— START —

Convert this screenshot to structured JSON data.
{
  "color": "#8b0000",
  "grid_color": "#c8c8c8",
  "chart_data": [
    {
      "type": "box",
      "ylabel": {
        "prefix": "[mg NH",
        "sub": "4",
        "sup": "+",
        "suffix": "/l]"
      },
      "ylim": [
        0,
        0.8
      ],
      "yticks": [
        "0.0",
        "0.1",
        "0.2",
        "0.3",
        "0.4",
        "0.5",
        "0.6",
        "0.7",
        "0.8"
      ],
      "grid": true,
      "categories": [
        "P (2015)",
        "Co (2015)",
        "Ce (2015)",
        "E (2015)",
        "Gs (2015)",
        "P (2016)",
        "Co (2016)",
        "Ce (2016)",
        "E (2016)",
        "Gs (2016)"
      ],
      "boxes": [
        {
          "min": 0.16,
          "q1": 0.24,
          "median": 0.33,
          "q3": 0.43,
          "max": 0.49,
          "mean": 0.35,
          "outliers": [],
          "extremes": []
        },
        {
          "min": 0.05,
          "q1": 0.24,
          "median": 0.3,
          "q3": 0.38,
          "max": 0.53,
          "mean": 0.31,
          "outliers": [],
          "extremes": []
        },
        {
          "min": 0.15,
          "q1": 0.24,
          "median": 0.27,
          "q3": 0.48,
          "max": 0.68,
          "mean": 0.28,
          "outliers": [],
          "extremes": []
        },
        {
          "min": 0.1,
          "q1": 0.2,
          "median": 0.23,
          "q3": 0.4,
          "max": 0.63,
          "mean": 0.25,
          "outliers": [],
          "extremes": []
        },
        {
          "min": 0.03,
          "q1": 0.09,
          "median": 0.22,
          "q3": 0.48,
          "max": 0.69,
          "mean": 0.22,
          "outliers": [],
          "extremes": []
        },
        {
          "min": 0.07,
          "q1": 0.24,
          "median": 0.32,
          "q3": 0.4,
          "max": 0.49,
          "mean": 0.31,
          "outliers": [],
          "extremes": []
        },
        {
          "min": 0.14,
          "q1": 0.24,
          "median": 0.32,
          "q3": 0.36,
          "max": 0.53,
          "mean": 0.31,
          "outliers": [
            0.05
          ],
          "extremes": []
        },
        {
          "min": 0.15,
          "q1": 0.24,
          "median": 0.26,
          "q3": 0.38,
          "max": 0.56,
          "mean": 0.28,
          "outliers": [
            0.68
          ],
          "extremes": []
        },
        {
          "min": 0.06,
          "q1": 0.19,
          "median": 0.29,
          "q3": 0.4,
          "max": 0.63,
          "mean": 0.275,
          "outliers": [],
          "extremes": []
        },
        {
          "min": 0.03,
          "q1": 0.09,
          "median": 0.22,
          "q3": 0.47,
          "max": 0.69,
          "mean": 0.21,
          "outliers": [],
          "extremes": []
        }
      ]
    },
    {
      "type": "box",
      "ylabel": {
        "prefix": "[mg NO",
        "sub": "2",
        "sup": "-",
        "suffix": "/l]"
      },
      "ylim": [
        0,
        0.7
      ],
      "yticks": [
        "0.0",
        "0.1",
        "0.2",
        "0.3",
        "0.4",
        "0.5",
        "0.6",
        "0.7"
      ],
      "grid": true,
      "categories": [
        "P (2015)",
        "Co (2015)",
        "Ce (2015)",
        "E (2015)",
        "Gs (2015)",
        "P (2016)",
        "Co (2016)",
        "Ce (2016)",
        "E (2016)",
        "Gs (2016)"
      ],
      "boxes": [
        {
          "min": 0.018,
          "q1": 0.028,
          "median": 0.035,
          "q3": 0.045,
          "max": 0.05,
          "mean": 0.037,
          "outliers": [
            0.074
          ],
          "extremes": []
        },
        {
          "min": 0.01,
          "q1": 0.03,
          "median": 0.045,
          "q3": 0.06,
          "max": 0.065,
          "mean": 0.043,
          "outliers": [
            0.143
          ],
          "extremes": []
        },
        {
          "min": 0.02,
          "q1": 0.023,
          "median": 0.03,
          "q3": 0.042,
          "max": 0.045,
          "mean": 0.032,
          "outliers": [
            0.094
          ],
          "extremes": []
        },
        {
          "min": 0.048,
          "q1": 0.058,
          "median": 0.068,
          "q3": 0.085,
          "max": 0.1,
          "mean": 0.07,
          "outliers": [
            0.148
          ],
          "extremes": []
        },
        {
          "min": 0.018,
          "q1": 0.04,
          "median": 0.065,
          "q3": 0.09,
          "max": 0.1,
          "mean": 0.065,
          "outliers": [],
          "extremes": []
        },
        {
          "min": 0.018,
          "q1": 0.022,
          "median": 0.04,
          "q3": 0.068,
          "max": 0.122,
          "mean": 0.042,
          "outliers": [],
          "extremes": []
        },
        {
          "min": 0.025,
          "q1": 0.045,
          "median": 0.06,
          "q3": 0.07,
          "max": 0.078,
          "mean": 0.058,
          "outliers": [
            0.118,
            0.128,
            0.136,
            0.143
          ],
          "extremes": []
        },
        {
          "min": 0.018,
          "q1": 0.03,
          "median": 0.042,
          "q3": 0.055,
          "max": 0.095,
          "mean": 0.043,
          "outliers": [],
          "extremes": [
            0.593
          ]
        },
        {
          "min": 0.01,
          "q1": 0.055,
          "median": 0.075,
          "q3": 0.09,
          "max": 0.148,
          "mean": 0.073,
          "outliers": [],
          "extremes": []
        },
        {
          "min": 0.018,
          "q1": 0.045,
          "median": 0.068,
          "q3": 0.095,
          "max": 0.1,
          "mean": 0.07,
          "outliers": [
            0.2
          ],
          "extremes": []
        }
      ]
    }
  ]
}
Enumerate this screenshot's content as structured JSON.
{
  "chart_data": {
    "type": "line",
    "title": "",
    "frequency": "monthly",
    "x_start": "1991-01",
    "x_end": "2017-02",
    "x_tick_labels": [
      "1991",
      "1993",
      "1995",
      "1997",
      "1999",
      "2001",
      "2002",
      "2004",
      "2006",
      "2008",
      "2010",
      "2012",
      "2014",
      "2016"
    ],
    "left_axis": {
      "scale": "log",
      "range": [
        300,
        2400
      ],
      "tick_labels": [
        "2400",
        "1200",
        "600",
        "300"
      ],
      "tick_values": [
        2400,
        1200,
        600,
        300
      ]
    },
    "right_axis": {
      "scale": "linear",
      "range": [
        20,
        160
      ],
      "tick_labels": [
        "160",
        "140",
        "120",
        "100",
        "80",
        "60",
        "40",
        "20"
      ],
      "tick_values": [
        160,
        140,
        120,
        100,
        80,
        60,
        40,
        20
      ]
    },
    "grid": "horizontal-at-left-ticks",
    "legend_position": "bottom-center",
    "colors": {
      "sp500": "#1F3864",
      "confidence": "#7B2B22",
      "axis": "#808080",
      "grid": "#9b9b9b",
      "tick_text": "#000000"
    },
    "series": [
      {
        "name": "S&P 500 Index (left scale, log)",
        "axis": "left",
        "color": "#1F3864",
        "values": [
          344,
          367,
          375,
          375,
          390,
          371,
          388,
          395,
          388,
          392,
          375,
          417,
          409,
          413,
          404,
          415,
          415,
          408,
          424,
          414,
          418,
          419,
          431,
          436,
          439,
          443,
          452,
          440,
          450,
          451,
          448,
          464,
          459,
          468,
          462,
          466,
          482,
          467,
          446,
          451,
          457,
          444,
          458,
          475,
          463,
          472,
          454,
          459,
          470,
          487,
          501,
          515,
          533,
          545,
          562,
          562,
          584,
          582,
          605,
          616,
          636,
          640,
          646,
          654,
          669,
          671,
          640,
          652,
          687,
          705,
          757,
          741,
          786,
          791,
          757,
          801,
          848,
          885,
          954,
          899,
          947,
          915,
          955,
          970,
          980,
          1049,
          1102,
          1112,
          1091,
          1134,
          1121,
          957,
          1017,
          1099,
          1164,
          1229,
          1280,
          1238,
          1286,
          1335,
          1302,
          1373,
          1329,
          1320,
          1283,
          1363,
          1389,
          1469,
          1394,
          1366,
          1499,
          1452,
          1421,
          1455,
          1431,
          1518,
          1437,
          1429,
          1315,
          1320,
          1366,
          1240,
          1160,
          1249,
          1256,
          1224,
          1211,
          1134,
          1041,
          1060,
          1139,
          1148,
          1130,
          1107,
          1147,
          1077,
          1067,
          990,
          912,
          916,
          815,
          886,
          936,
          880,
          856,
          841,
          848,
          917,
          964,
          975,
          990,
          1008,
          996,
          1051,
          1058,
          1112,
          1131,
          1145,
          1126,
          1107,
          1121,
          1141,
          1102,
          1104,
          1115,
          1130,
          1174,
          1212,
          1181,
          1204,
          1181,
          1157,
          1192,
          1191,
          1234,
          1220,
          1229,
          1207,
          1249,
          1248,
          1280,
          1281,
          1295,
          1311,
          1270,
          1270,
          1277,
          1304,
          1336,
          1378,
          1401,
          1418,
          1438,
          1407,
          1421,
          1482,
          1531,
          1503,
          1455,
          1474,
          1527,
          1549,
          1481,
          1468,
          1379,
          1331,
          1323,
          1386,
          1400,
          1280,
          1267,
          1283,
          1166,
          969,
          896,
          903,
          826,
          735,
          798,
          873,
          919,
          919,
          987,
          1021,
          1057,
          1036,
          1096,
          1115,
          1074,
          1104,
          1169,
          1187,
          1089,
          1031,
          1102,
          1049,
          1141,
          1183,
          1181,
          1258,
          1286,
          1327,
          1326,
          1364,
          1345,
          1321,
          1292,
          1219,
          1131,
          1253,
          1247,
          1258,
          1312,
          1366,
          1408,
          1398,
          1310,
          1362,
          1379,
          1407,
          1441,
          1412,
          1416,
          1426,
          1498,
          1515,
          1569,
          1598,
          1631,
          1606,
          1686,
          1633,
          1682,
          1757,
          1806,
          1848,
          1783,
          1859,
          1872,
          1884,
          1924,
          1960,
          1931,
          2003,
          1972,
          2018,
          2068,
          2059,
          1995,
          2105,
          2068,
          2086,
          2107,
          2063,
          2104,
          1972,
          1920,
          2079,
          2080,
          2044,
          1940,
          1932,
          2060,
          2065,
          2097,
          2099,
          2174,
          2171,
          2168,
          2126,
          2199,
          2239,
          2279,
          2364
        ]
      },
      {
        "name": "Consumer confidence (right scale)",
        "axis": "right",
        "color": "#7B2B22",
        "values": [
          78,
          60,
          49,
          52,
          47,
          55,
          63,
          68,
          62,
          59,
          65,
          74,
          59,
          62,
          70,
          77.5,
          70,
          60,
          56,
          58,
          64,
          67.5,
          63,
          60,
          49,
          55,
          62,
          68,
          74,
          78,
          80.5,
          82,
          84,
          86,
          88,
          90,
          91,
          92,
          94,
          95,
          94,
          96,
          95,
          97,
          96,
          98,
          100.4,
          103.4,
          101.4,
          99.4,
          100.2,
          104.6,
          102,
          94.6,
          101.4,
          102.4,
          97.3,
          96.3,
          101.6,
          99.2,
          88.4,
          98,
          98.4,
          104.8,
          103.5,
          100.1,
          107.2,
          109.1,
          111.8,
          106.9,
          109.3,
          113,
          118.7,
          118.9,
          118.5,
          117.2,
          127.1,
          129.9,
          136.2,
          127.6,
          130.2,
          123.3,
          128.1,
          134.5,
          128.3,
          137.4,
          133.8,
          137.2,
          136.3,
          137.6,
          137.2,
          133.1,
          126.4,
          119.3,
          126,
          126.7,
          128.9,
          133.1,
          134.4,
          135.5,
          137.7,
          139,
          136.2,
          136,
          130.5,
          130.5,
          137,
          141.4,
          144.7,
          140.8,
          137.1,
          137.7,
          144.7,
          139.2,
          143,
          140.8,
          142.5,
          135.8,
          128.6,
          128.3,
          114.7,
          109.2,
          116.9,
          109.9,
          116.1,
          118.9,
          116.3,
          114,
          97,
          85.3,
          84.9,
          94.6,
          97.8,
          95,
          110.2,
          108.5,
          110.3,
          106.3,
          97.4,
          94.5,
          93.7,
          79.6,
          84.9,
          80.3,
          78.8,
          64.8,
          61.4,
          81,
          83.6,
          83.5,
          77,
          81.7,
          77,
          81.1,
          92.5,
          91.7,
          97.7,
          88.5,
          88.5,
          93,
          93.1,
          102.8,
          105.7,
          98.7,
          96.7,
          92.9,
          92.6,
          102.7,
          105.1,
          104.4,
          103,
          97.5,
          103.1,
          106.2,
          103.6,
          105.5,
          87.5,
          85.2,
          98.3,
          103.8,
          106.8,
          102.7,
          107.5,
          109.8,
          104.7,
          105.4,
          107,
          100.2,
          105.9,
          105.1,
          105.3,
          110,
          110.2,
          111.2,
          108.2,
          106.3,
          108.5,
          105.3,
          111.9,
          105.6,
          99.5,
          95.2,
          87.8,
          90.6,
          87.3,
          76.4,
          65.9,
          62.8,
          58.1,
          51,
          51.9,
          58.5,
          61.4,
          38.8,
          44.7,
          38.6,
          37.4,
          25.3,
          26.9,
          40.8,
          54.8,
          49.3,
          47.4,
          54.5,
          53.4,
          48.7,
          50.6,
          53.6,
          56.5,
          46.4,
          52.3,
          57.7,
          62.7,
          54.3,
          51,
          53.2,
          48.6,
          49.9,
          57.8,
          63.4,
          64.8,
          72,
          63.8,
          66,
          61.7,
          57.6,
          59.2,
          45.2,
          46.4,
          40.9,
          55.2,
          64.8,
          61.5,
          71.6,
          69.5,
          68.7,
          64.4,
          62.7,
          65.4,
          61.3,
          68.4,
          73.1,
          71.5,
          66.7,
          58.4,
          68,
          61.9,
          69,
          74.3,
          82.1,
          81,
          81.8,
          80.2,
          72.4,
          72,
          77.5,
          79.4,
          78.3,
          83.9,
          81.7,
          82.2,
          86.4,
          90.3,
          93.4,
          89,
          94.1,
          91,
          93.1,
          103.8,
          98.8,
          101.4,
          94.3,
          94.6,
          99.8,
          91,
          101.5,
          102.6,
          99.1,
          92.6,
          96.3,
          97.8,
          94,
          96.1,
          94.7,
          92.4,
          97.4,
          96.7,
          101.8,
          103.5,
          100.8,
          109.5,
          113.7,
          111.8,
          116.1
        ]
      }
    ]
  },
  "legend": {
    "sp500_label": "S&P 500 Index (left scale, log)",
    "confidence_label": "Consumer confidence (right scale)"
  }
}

— END —

> _STATED TASK_: Show each line of the data that contains the string "Index".

> _ANSWER TO THE EXERCISE_:
        "name": "S&P 500 Index (left scale, log)",
    "sp500_label": "S&P 500 Index (left scale, log)",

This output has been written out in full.